Where a line of the material contains the string "heading", copy that line.

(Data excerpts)
***

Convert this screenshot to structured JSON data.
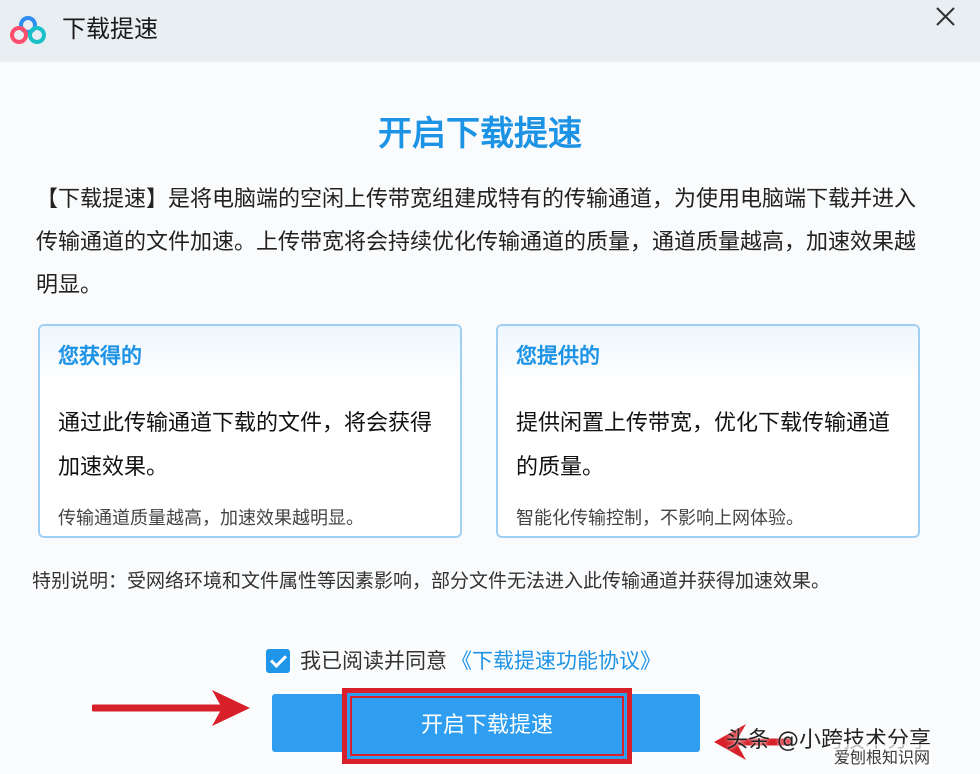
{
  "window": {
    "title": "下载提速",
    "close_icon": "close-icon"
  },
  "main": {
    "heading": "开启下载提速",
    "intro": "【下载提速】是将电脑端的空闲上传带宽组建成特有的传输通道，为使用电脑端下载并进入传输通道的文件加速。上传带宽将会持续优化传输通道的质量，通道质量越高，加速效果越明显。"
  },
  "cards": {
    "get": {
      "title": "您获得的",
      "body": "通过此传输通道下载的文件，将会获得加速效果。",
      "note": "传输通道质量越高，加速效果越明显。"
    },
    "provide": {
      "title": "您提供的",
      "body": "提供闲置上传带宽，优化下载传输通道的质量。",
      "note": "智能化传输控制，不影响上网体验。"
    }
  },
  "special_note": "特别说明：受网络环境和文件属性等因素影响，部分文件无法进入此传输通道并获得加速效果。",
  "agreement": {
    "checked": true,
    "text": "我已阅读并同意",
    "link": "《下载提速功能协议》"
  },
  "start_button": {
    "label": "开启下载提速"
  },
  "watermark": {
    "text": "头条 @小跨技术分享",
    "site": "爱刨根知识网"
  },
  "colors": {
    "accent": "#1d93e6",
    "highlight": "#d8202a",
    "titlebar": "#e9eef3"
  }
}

***

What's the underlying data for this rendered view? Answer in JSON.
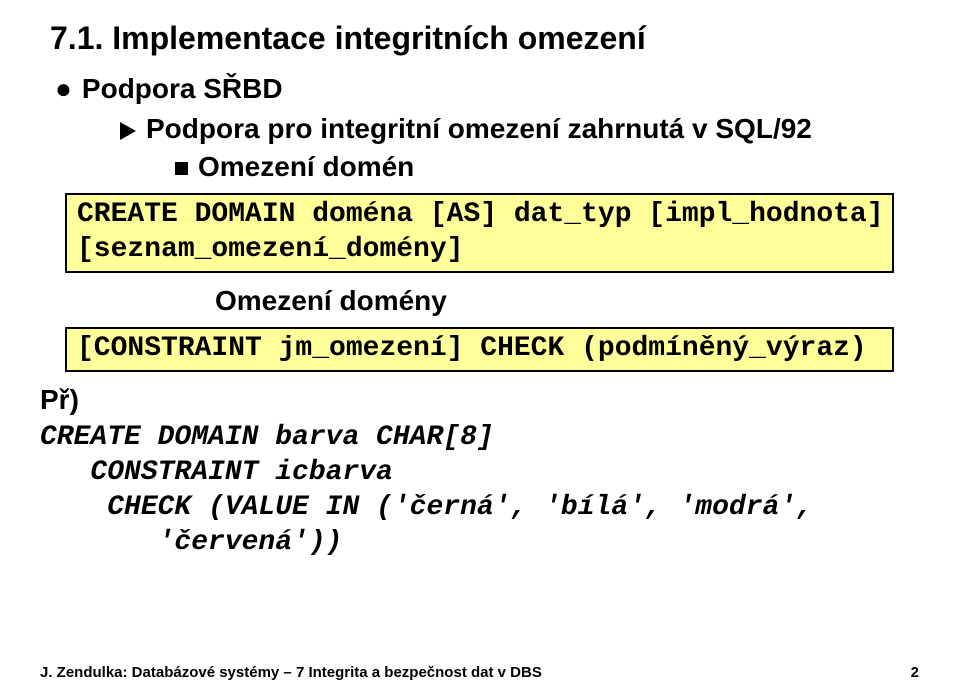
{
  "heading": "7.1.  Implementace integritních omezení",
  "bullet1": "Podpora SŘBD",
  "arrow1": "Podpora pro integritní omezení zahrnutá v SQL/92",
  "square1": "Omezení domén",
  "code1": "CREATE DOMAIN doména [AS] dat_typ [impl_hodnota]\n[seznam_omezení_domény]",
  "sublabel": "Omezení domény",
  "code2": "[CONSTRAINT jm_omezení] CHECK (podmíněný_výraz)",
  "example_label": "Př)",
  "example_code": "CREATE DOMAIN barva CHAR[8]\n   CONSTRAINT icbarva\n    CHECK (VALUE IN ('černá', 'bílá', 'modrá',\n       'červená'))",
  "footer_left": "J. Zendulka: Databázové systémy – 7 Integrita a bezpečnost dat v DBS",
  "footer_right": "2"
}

***

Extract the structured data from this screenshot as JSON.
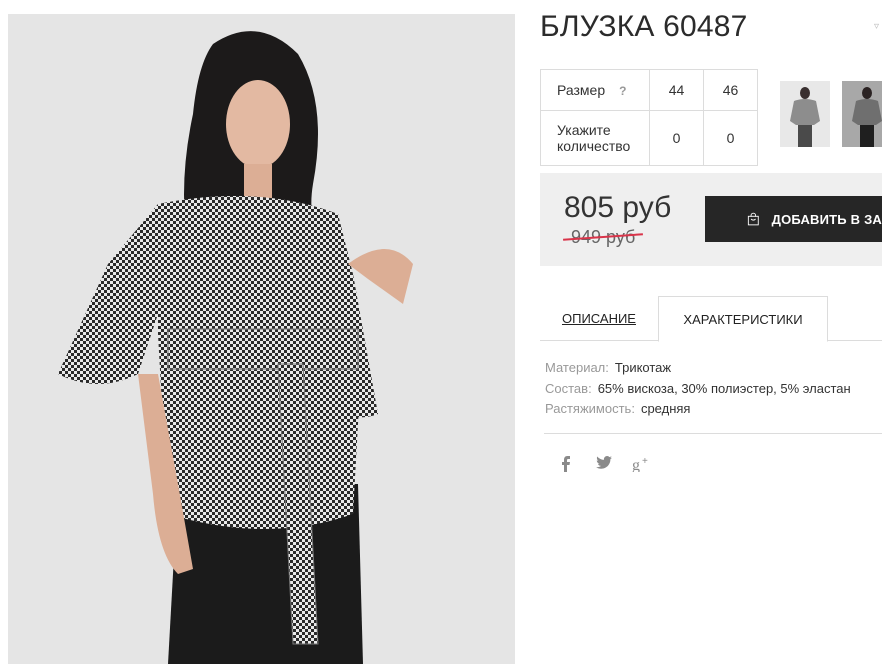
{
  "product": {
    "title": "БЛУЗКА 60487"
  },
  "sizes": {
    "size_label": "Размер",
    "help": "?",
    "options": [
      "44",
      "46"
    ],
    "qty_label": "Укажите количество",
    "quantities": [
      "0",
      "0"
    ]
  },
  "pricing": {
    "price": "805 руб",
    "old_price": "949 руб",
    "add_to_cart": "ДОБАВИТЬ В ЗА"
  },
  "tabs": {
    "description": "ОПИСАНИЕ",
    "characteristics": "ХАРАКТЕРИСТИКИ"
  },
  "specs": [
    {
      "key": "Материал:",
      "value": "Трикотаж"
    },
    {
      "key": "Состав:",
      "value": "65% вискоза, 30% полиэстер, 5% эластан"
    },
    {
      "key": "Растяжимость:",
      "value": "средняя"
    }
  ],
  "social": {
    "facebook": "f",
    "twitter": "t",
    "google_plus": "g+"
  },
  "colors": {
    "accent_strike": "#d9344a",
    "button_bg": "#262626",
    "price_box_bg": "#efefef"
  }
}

***

• _Task output_
    "heading": "开启下载提速",
  "heading": "7.1.  Implementace integritních omezení",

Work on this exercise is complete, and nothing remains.